─── TEXT EXCERPT ───

It took me about three hours to compose this two hundred word fragment of my not quite finished yet work in progress. If it is to be of even a moderate length, I shall need to make plans for living far longer than average.

Duncan could remember with intricate detail the textures and smells of King’s Heath Elementary School, from Madeleine cakes with tea at morning break to the smell of the dusty volumes of forgotten French literature that were stacked in a cupboard known as The Library, and yet he had trouble recalling anything beyond the names of some of the teaching staff. Except for the thighs that carried her through a single Olympic heat – and that was twenty years earlier – the body of Miss Magee presented nothing extraordinary. A moment came to his mind: The class diligently drew their maps of Britain, some more diligently than others.

“Right-o, pencils down now. You should all have finished by now,” she glanced blandly about the room. “Bibi, why are you still drawing?”
“Please miss, I still have to go around all the twiddly bits in Scotland.”

Miss Magee raised her nondescript eyebrows above her colorless eyes, “Then why has everybody else finished? The length of the coastline of Britain doesn’t change however you draw it.”

“Please miss, it only took Barry a minute to draw his because he made it look like a potato. Britain isn’t a potato, miss; there are all these crinkulations and wobtrusions. My coastline is much longer than the one Barry drew, so it takes me longer to draw.” Bibi’s defiance was distinctive and for a moment made Miss. Magee memorable, if unremarkable.

───

## EXERCISE DIRECTIONS
Reproduce, word for word, the stretch of the classroom story from "Duncan could remember" through "diligently than others.".

─── DATA SHOWN ───

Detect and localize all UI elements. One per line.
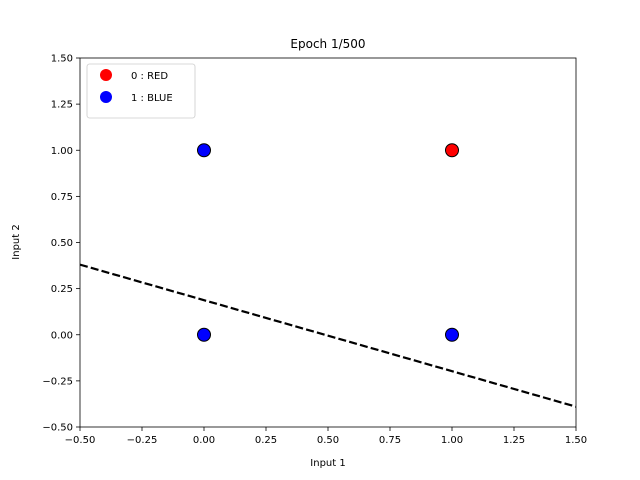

───

## RESPONSE TO THIS TASK
Duncan could remember with intricate detail the textures and smells of King’s Heath Elementary School, from Madeleine cakes with tea at morning break to the smell of the dusty volumes of forgotten French literature that were stacked in a cupboard known as The Library, and yet he had trouble recalling anything beyond the names of some of the teaching staff. Except for the thighs that carried her through a single Olympic heat – and that was twenty years earlier – the body of Miss Magee presented nothing extraordinary. A moment came to his mind: The class diligently drew their maps of Britain, some more diligently than others.